<<<<

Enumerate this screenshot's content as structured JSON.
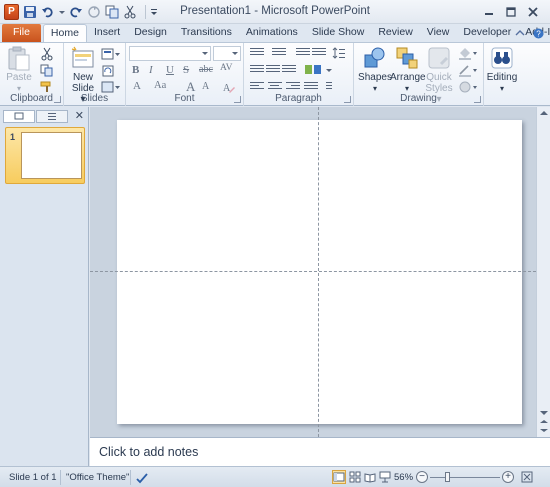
{
  "window": {
    "app_logo_letter": "P",
    "title": "Presentation1  -  Microsoft PowerPoint"
  },
  "ribbon_tabs": [
    {
      "label": "File"
    },
    {
      "label": "Home"
    },
    {
      "label": "Insert"
    },
    {
      "label": "Design"
    },
    {
      "label": "Transitions"
    },
    {
      "label": "Animations"
    },
    {
      "label": "Slide Show"
    },
    {
      "label": "Review"
    },
    {
      "label": "View"
    },
    {
      "label": "Developer"
    },
    {
      "label": "Add-Ins"
    }
  ],
  "active_tab": "Home",
  "groups": {
    "clipboard": {
      "label": "Clipboard",
      "paste_label": "Paste"
    },
    "slides": {
      "label": "Slides",
      "new_slide_label_1": "New",
      "new_slide_label_2": "Slide"
    },
    "font": {
      "label": "Font",
      "bold": "B",
      "italic": "I",
      "underline": "U",
      "strike": "S",
      "abc": "abc",
      "av": "AV",
      "font_color": "A",
      "case": "Aa",
      "grow": "A",
      "shrink": "A"
    },
    "paragraph": {
      "label": "Paragraph"
    },
    "drawing": {
      "label": "Drawing",
      "shapes_label": "Shapes",
      "arrange_label": "Arrange",
      "quick_label_1": "Quick",
      "quick_label_2": "Styles"
    },
    "editing": {
      "label": "Editing"
    }
  },
  "slides_pane": {
    "thumbnails": [
      {
        "number": "1"
      }
    ]
  },
  "notes": {
    "placeholder": "Click to add notes"
  },
  "status": {
    "slide_info": "Slide 1 of 1",
    "theme": "\"Office Theme\"",
    "zoom": "56%",
    "zoom_fraction": 0.56
  },
  "colors": {
    "file_tab": "#d2602a",
    "thumb_selected": "#f7cc5e",
    "accent": "#2b579a"
  },
  "icons": [
    "save-icon",
    "undo-icon",
    "redo-icon",
    "cut-icon",
    "copy-icon",
    "format-painter-icon",
    "minimize-icon",
    "restore-icon",
    "close-icon",
    "help-icon"
  ]
}
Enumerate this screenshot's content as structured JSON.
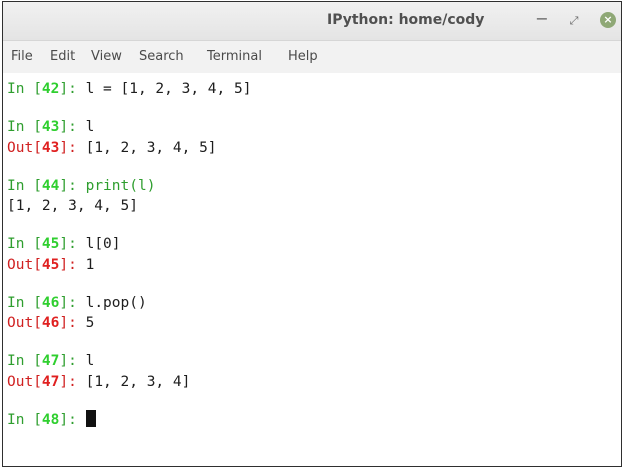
{
  "window": {
    "title": "IPython: home/cody",
    "controls": {
      "minimize": "−",
      "maximize": "⤢",
      "close": "×"
    }
  },
  "menu": [
    "File",
    "Edit",
    "View",
    "Search",
    "Terminal",
    "Help"
  ],
  "session": [
    {
      "n": "42",
      "input": "l = [1, 2, 3, 4, 5]"
    },
    {
      "n": "43",
      "input": "l",
      "out": "[1, 2, 3, 4, 5]"
    },
    {
      "n": "44",
      "input": "print(l)",
      "stdout": "[1, 2, 3, 4, 5]"
    },
    {
      "n": "45",
      "input": "l[0]",
      "out": "1"
    },
    {
      "n": "46",
      "input": "l.pop()",
      "out": "5"
    },
    {
      "n": "47",
      "input": "l",
      "out": "[1, 2, 3, 4]"
    },
    {
      "n": "48",
      "input": ""
    }
  ],
  "colors": {
    "prompt_in": "#2f9e2f",
    "prompt_in_number": "#2fcf2f",
    "prompt_out": "#d02020",
    "close_button": "#8fa876"
  }
}
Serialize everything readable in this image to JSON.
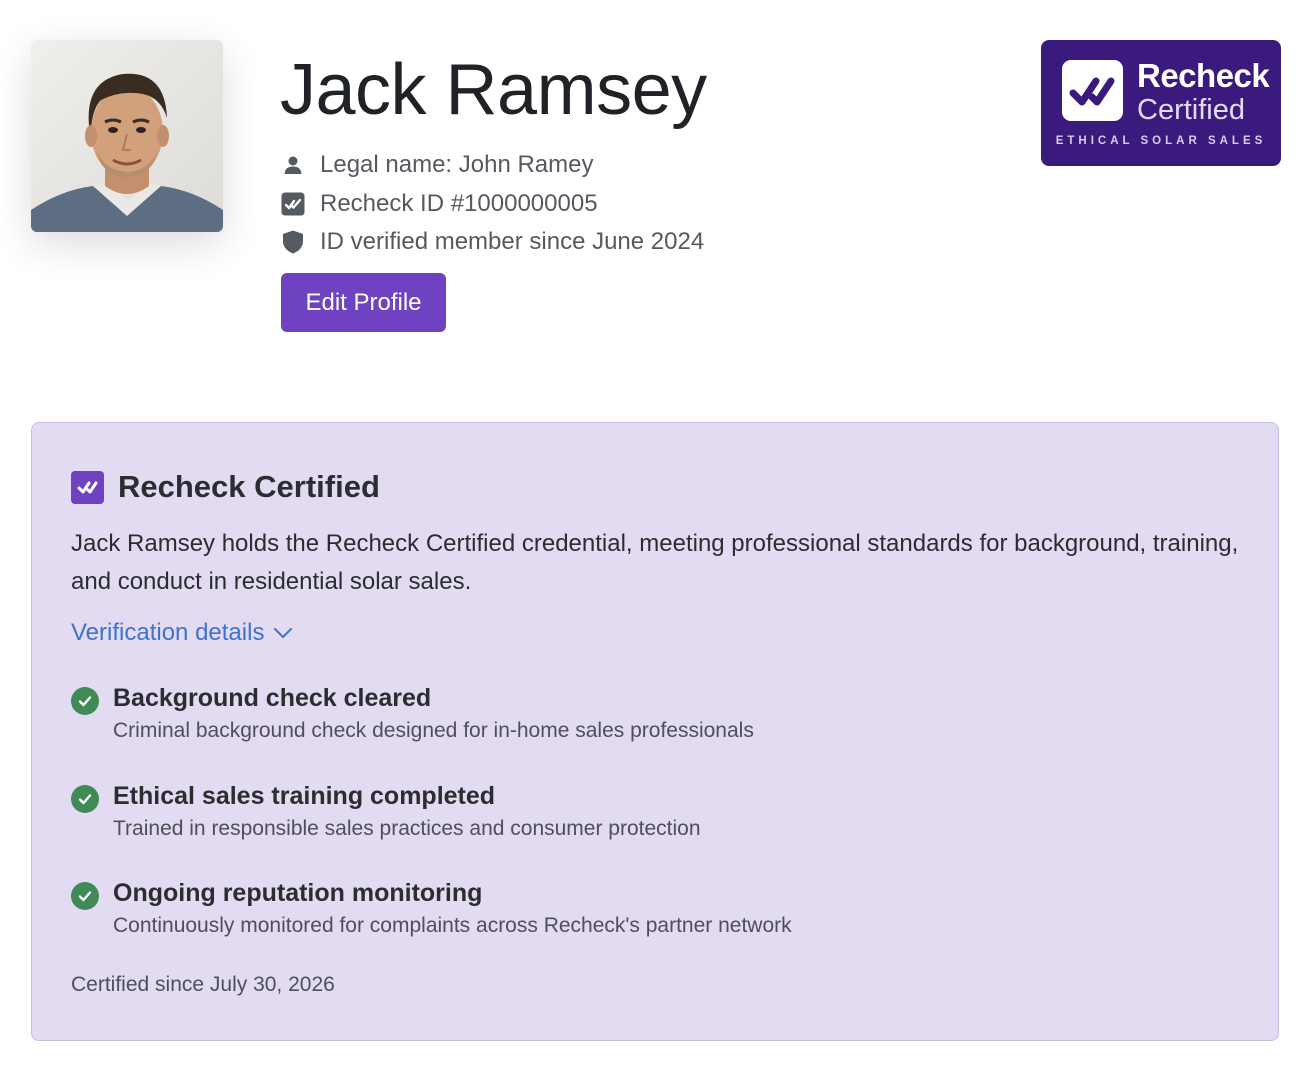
{
  "profile": {
    "name": "Jack Ramsey",
    "legal_name": "Legal name: John Ramey",
    "recheck_id": "Recheck ID #1000000005",
    "verified_since": "ID verified member since June 2024",
    "edit_button": "Edit Profile",
    "avatar_alt": "Profile photo of Jack Ramsey",
    "icons": [
      "person-icon",
      "recheck-check-icon",
      "shield-icon"
    ]
  },
  "badge": {
    "title": "Recheck",
    "subtitle": "Certified",
    "tagline": "ETHICAL SOLAR SALES",
    "background_color": "#3a1a7d"
  },
  "certification": {
    "title": "Recheck Certified",
    "description": "Jack Ramsey holds the Recheck Certified credential, meeting professional standards for background, training, and conduct in residential solar sales.",
    "details_link": "Verification details",
    "items": [
      {
        "title": "Background check cleared",
        "description": "Criminal background check designed for in-home sales professionals"
      },
      {
        "title": "Ethical sales training completed",
        "description": "Trained in responsible sales practices and consumer protection"
      },
      {
        "title": "Ongoing reputation monitoring",
        "description": "Continuously monitored for complaints across Recheck's partner network"
      }
    ],
    "certified_since": "Certified since July 30, 2026",
    "card_background": "#e2dbf2"
  },
  "colors": {
    "accent": "#6f42c1",
    "link": "#3f72cc",
    "success": "#3f8a56"
  }
}
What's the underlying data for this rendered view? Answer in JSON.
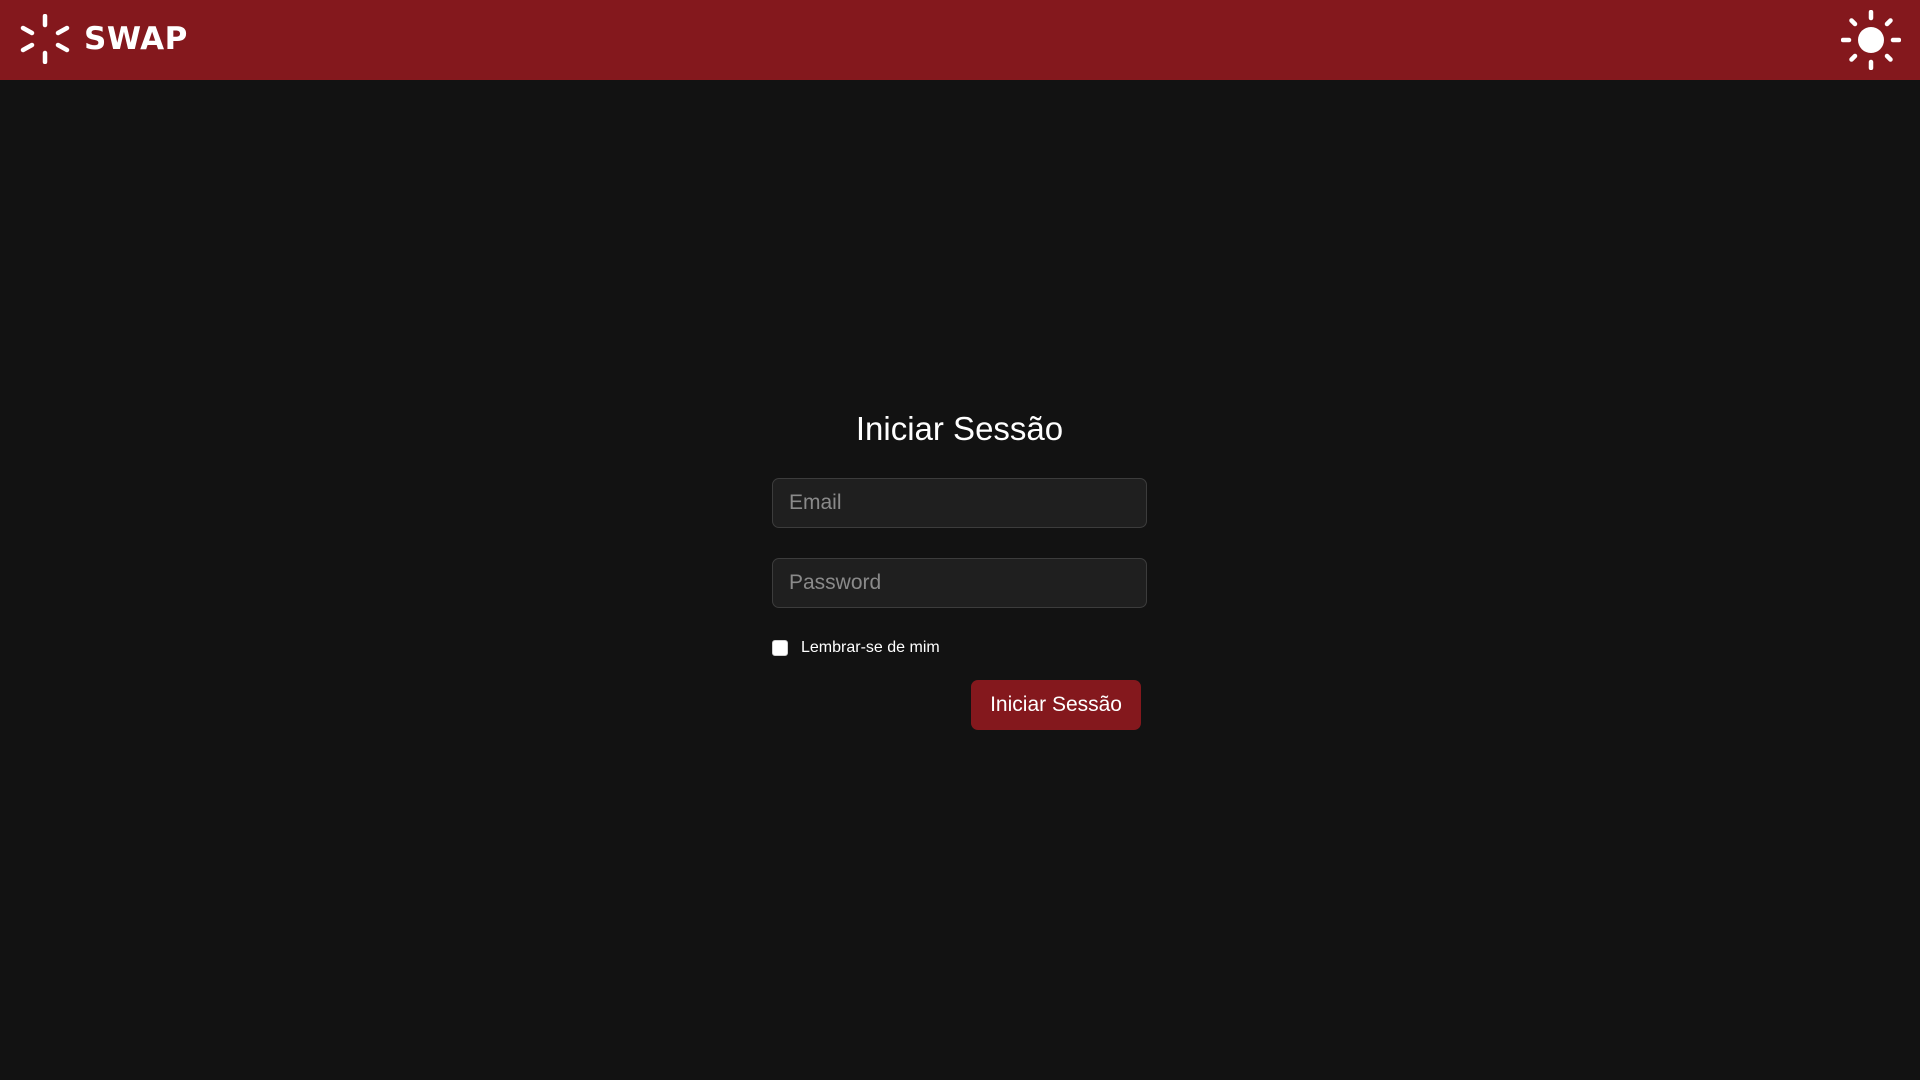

>>>>

#### What is needed
Show every line of the listing in which the string "notes" can be found.

#### Response for this exercise
  "notes": {
    "placeholder": "Click to add notes"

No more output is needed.